◆ **PROBLEM TO SOLVE**
Return the entries below verbatim. Pictures stay out.

(Figure dataset records)
======
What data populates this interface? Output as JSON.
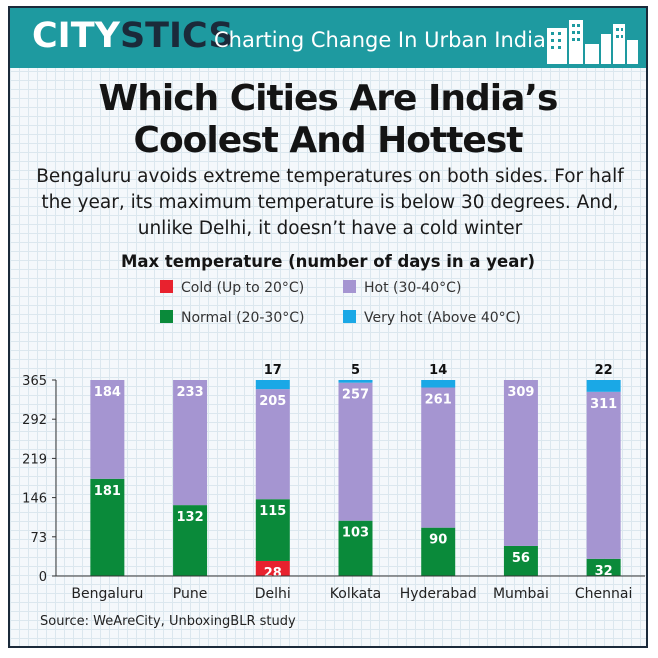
{
  "header": {
    "brand_part1": "CITY",
    "brand_part2": "STICS",
    "tagline": "Charting Change In Urban India"
  },
  "title_line1": "Which Cities Are India’s",
  "title_line2": "Coolest And Hottest",
  "subtitle": "Bengaluru avoids extreme temperatures on both sides. For half the year, its maximum temperature is below 30 degrees. And, unlike Delhi, it doesn’t have a cold winter",
  "source": "Source: WeAreCity, UnboxingBLR study",
  "colors": {
    "cold": "#e8222e",
    "normal": "#0a8a3a",
    "hot": "#a595d1",
    "very_hot": "#1aa8e6",
    "header_bg": "#1e9aa0"
  },
  "chart_data": {
    "type": "bar",
    "stacked": true,
    "title": "Max temperature (number of days in a year)",
    "categories": [
      "Bengaluru",
      "Pune",
      "Delhi",
      "Kolkata",
      "Hyderabad",
      "Mumbai",
      "Chennai"
    ],
    "series": [
      {
        "name": "Cold (Up to 20°C)",
        "key": "cold",
        "values": [
          0,
          0,
          28,
          0,
          0,
          0,
          0
        ]
      },
      {
        "name": "Normal (20-30°C)",
        "key": "normal",
        "values": [
          181,
          132,
          115,
          103,
          90,
          56,
          32
        ]
      },
      {
        "name": "Hot (30-40°C)",
        "key": "hot",
        "values": [
          184,
          233,
          205,
          257,
          261,
          309,
          311
        ]
      },
      {
        "name": "Very hot (Above 40°C)",
        "key": "very_hot",
        "values": [
          0,
          0,
          17,
          5,
          14,
          0,
          22
        ]
      }
    ],
    "yticks": [
      0,
      73,
      146,
      219,
      292,
      365
    ],
    "ylim": [
      0,
      365
    ],
    "grid": false,
    "legend_position": "top"
  }
}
======
◆ **COMPLETED EXERCISE**
What data populates this interface? Output as JSON.
{
  "header": {
    "brand_part1": "CITY",
    "brand_part2": "STICS",
    "tagline": "Charting Change In Urban India"
  },
  "title_line1": "Which Cities Are India’s",
  "title_line2": "Coolest And Hottest",
  "subtitle": "Bengaluru avoids extreme temperatures on both sides. For half the year, its maximum temperature is below 30 degrees. And, unlike Delhi, it doesn’t have a cold winter",
  "source": "Source: WeAreCity, UnboxingBLR study",
  "colors": {
    "cold": "#e8222e",
    "normal": "#0a8a3a",
    "hot": "#a595d1",
    "very_hot": "#1aa8e6",
    "header_bg": "#1e9aa0"
  },
  "chart_data": {
    "type": "bar",
    "stacked": true,
    "title": "Max temperature (number of days in a year)",
    "categories": [
      "Bengaluru",
      "Pune",
      "Delhi",
      "Kolkata",
      "Hyderabad",
      "Mumbai",
      "Chennai"
    ],
    "series": [
      {
        "name": "Cold (Up to 20°C)",
        "key": "cold",
        "values": [
          0,
          0,
          28,
          0,
          0,
          0,
          0
        ]
      },
      {
        "name": "Normal (20-30°C)",
        "key": "normal",
        "values": [
          181,
          132,
          115,
          103,
          90,
          56,
          32
        ]
      },
      {
        "name": "Hot (30-40°C)",
        "key": "hot",
        "values": [
          184,
          233,
          205,
          257,
          261,
          309,
          311
        ]
      },
      {
        "name": "Very hot (Above 40°C)",
        "key": "very_hot",
        "values": [
          0,
          0,
          17,
          5,
          14,
          0,
          22
        ]
      }
    ],
    "yticks": [
      0,
      73,
      146,
      219,
      292,
      365
    ],
    "ylim": [
      0,
      365
    ],
    "grid": false,
    "legend_position": "top"
  }
}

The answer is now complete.